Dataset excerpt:
******************************

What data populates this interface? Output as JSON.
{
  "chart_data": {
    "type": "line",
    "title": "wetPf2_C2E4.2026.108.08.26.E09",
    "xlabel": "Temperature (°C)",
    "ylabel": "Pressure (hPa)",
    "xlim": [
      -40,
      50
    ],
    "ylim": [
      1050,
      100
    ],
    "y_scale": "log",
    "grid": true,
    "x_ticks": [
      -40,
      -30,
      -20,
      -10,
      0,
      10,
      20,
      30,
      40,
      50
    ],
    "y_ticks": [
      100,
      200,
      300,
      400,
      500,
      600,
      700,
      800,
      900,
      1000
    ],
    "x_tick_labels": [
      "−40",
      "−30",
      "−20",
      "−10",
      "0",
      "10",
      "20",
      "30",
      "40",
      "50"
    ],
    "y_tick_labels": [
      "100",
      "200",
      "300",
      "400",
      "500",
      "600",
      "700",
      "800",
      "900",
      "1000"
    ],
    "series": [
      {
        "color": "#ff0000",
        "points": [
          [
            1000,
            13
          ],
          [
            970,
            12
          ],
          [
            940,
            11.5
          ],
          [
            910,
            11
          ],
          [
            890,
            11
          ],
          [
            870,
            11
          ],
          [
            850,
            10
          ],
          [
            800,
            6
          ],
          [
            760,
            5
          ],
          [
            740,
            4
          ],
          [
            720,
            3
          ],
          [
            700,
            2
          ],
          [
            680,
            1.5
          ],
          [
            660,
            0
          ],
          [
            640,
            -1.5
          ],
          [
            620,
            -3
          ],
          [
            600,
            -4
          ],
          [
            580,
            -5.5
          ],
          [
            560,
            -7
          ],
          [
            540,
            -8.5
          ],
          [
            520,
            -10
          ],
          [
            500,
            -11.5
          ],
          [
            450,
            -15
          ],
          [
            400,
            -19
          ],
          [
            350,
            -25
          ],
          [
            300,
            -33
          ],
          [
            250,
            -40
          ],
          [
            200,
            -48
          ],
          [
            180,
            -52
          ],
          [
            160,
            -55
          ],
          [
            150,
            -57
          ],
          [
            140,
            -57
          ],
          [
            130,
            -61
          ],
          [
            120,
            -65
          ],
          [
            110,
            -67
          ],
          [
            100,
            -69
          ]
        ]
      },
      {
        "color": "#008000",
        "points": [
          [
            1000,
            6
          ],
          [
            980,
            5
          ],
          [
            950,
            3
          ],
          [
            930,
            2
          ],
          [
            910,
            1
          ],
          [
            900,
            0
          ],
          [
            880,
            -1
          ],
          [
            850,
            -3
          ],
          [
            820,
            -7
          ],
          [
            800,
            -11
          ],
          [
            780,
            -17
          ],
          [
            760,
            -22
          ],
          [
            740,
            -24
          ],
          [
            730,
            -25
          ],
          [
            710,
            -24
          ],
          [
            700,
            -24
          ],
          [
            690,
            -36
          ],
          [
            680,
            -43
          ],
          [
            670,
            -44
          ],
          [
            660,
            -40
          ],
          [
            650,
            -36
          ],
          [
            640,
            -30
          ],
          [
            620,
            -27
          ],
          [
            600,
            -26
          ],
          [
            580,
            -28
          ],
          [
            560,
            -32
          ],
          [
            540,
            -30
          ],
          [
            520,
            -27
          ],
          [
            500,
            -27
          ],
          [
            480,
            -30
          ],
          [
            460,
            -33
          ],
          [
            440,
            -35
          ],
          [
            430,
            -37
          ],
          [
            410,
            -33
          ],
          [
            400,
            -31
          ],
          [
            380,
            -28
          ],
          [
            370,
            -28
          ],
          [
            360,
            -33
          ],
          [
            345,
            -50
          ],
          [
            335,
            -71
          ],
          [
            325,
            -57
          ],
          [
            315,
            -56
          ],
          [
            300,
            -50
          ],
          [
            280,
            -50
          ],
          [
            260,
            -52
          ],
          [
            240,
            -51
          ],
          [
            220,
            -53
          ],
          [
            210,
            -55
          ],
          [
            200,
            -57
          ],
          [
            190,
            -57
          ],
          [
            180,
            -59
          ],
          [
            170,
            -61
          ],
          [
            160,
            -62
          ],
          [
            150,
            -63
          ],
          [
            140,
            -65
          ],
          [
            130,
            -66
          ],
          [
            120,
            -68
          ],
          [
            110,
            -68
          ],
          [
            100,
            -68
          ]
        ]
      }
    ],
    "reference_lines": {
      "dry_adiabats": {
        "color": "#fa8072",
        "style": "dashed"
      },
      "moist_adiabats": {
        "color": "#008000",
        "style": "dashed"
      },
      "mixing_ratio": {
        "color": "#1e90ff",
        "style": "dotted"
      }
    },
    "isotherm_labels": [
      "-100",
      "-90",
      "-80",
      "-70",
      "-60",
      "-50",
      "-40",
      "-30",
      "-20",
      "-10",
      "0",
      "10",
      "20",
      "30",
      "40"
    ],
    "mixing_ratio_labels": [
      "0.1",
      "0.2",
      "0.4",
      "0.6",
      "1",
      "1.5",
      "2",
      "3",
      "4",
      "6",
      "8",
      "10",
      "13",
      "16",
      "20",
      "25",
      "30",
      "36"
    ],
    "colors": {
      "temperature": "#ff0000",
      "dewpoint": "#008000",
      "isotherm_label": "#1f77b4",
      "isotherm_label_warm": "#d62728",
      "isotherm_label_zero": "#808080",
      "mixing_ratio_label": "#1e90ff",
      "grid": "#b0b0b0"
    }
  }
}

******************************

- SHORT EXERCISE:
Please reproduce each record precisely as written.

- OUTPUT BELOW:
What data populates this interface? Output as JSON.
{
  "chart_data": {
    "type": "line",
    "title": "wetPf2_C2E4.2026.108.08.26.E09",
    "xlabel": "Temperature (°C)",
    "ylabel": "Pressure (hPa)",
    "xlim": [
      -40,
      50
    ],
    "ylim": [
      1050,
      100
    ],
    "y_scale": "log",
    "grid": true,
    "x_ticks": [
      -40,
      -30,
      -20,
      -10,
      0,
      10,
      20,
      30,
      40,
      50
    ],
    "y_ticks": [
      100,
      200,
      300,
      400,
      500,
      600,
      700,
      800,
      900,
      1000
    ],
    "x_tick_labels": [
      "−40",
      "−30",
      "−20",
      "−10",
      "0",
      "10",
      "20",
      "30",
      "40",
      "50"
    ],
    "y_tick_labels": [
      "100",
      "200",
      "300",
      "400",
      "500",
      "600",
      "700",
      "800",
      "900",
      "1000"
    ],
    "series": [
      {
        "color": "#ff0000",
        "points": [
          [
            1000,
            13
          ],
          [
            970,
            12
          ],
          [
            940,
            11.5
          ],
          [
            910,
            11
          ],
          [
            890,
            11
          ],
          [
            870,
            11
          ],
          [
            850,
            10
          ],
          [
            800,
            6
          ],
          [
            760,
            5
          ],
          [
            740,
            4
          ],
          [
            720,
            3
          ],
          [
            700,
            2
          ],
          [
            680,
            1.5
          ],
          [
            660,
            0
          ],
          [
            640,
            -1.5
          ],
          [
            620,
            -3
          ],
          [
            600,
            -4
          ],
          [
            580,
            -5.5
          ],
          [
            560,
            -7
          ],
          [
            540,
            -8.5
          ],
          [
            520,
            -10
          ],
          [
            500,
            -11.5
          ],
          [
            450,
            -15
          ],
          [
            400,
            -19
          ],
          [
            350,
            -25
          ],
          [
            300,
            -33
          ],
          [
            250,
            -40
          ],
          [
            200,
            -48
          ],
          [
            180,
            -52
          ],
          [
            160,
            -55
          ],
          [
            150,
            -57
          ],
          [
            140,
            -57
          ],
          [
            130,
            -61
          ],
          [
            120,
            -65
          ],
          [
            110,
            -67
          ],
          [
            100,
            -69
          ]
        ]
      },
      {
        "color": "#008000",
        "points": [
          [
            1000,
            6
          ],
          [
            980,
            5
          ],
          [
            950,
            3
          ],
          [
            930,
            2
          ],
          [
            910,
            1
          ],
          [
            900,
            0
          ],
          [
            880,
            -1
          ],
          [
            850,
            -3
          ],
          [
            820,
            -7
          ],
          [
            800,
            -11
          ],
          [
            780,
            -17
          ],
          [
            760,
            -22
          ],
          [
            740,
            -24
          ],
          [
            730,
            -25
          ],
          [
            710,
            -24
          ],
          [
            700,
            -24
          ],
          [
            690,
            -36
          ],
          [
            680,
            -43
          ],
          [
            670,
            -44
          ],
          [
            660,
            -40
          ],
          [
            650,
            -36
          ],
          [
            640,
            -30
          ],
          [
            620,
            -27
          ],
          [
            600,
            -26
          ],
          [
            580,
            -28
          ],
          [
            560,
            -32
          ],
          [
            540,
            -30
          ],
          [
            520,
            -27
          ],
          [
            500,
            -27
          ],
          [
            480,
            -30
          ],
          [
            460,
            -33
          ],
          [
            440,
            -35
          ],
          [
            430,
            -37
          ],
          [
            410,
            -33
          ],
          [
            400,
            -31
          ],
          [
            380,
            -28
          ],
          [
            370,
            -28
          ],
          [
            360,
            -33
          ],
          [
            345,
            -50
          ],
          [
            335,
            -71
          ],
          [
            325,
            -57
          ],
          [
            315,
            -56
          ],
          [
            300,
            -50
          ],
          [
            280,
            -50
          ],
          [
            260,
            -52
          ],
          [
            240,
            -51
          ],
          [
            220,
            -53
          ],
          [
            210,
            -55
          ],
          [
            200,
            -57
          ],
          [
            190,
            -57
          ],
          [
            180,
            -59
          ],
          [
            170,
            -61
          ],
          [
            160,
            -62
          ],
          [
            150,
            -63
          ],
          [
            140,
            -65
          ],
          [
            130,
            -66
          ],
          [
            120,
            -68
          ],
          [
            110,
            -68
          ],
          [
            100,
            -68
          ]
        ]
      }
    ],
    "reference_lines": {
      "dry_adiabats": {
        "color": "#fa8072",
        "style": "dashed"
      },
      "moist_adiabats": {
        "color": "#008000",
        "style": "dashed"
      },
      "mixing_ratio": {
        "color": "#1e90ff",
        "style": "dotted"
      }
    },
    "isotherm_labels": [
      "-100",
      "-90",
      "-80",
      "-70",
      "-60",
      "-50",
      "-40",
      "-30",
      "-20",
      "-10",
      "0",
      "10",
      "20",
      "30",
      "40"
    ],
    "mixing_ratio_labels": [
      "0.1",
      "0.2",
      "0.4",
      "0.6",
      "1",
      "1.5",
      "2",
      "3",
      "4",
      "6",
      "8",
      "10",
      "13",
      "16",
      "20",
      "25",
      "30",
      "36"
    ],
    "colors": {
      "temperature": "#ff0000",
      "dewpoint": "#008000",
      "isotherm_label": "#1f77b4",
      "isotherm_label_warm": "#d62728",
      "isotherm_label_zero": "#808080",
      "mixing_ratio_label": "#1e90ff",
      "grid": "#b0b0b0"
    }
  }
}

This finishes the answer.